Set down all of the data exactly as it appears.

◆ **MATERIAL**:
######
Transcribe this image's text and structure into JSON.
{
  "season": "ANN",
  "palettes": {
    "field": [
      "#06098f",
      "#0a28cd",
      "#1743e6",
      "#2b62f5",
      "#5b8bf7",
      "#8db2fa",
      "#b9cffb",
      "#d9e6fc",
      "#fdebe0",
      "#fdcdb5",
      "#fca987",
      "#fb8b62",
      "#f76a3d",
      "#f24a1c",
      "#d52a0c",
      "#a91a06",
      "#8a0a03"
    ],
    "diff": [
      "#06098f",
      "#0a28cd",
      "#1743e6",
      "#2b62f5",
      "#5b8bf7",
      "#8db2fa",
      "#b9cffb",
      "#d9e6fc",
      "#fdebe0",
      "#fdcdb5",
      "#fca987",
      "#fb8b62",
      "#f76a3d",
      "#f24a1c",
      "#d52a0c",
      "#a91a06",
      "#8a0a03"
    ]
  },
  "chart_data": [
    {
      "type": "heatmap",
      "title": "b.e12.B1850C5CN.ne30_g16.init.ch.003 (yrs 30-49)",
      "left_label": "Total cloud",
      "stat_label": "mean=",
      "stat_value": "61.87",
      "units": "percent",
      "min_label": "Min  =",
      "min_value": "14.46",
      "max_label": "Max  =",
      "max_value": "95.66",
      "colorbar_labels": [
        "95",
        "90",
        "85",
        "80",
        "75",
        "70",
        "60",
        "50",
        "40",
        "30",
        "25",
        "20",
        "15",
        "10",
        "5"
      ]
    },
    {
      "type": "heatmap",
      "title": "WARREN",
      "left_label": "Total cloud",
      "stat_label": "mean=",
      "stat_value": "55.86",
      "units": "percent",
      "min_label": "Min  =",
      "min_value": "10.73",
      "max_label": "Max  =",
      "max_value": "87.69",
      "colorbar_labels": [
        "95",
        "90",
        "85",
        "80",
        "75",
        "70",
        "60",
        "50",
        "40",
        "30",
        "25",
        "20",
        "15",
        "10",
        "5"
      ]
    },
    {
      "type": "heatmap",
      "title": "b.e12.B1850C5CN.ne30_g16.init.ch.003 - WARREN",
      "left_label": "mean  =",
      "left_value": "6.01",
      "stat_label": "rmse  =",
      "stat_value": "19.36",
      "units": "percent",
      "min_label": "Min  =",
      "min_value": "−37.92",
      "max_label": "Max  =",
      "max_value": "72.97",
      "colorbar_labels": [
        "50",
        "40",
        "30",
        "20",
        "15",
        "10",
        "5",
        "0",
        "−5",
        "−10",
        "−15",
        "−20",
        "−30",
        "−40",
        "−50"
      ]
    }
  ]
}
######
◆ **RESULT FOR THIS EXERCISE**:
Transcribe this image's text and structure into JSON.
{
  "season": "ANN",
  "palettes": {
    "field": [
      "#06098f",
      "#0a28cd",
      "#1743e6",
      "#2b62f5",
      "#5b8bf7",
      "#8db2fa",
      "#b9cffb",
      "#d9e6fc",
      "#fdebe0",
      "#fdcdb5",
      "#fca987",
      "#fb8b62",
      "#f76a3d",
      "#f24a1c",
      "#d52a0c",
      "#a91a06",
      "#8a0a03"
    ],
    "diff": [
      "#06098f",
      "#0a28cd",
      "#1743e6",
      "#2b62f5",
      "#5b8bf7",
      "#8db2fa",
      "#b9cffb",
      "#d9e6fc",
      "#fdebe0",
      "#fdcdb5",
      "#fca987",
      "#fb8b62",
      "#f76a3d",
      "#f24a1c",
      "#d52a0c",
      "#a91a06",
      "#8a0a03"
    ]
  },
  "chart_data": [
    {
      "type": "heatmap",
      "title": "b.e12.B1850C5CN.ne30_g16.init.ch.003 (yrs 30-49)",
      "left_label": "Total cloud",
      "stat_label": "mean=",
      "stat_value": "61.87",
      "units": "percent",
      "min_label": "Min  =",
      "min_value": "14.46",
      "max_label": "Max  =",
      "max_value": "95.66",
      "colorbar_labels": [
        "95",
        "90",
        "85",
        "80",
        "75",
        "70",
        "60",
        "50",
        "40",
        "30",
        "25",
        "20",
        "15",
        "10",
        "5"
      ]
    },
    {
      "type": "heatmap",
      "title": "WARREN",
      "left_label": "Total cloud",
      "stat_label": "mean=",
      "stat_value": "55.86",
      "units": "percent",
      "min_label": "Min  =",
      "min_value": "10.73",
      "max_label": "Max  =",
      "max_value": "87.69",
      "colorbar_labels": [
        "95",
        "90",
        "85",
        "80",
        "75",
        "70",
        "60",
        "50",
        "40",
        "30",
        "25",
        "20",
        "15",
        "10",
        "5"
      ]
    },
    {
      "type": "heatmap",
      "title": "b.e12.B1850C5CN.ne30_g16.init.ch.003 - WARREN",
      "left_label": "mean  =",
      "left_value": "6.01",
      "stat_label": "rmse  =",
      "stat_value": "19.36",
      "units": "percent",
      "min_label": "Min  =",
      "min_value": "−37.92",
      "max_label": "Max  =",
      "max_value": "72.97",
      "colorbar_labels": [
        "50",
        "40",
        "30",
        "20",
        "15",
        "10",
        "5",
        "0",
        "−5",
        "−10",
        "−15",
        "−20",
        "−30",
        "−40",
        "−50"
      ]
    }
  ]
}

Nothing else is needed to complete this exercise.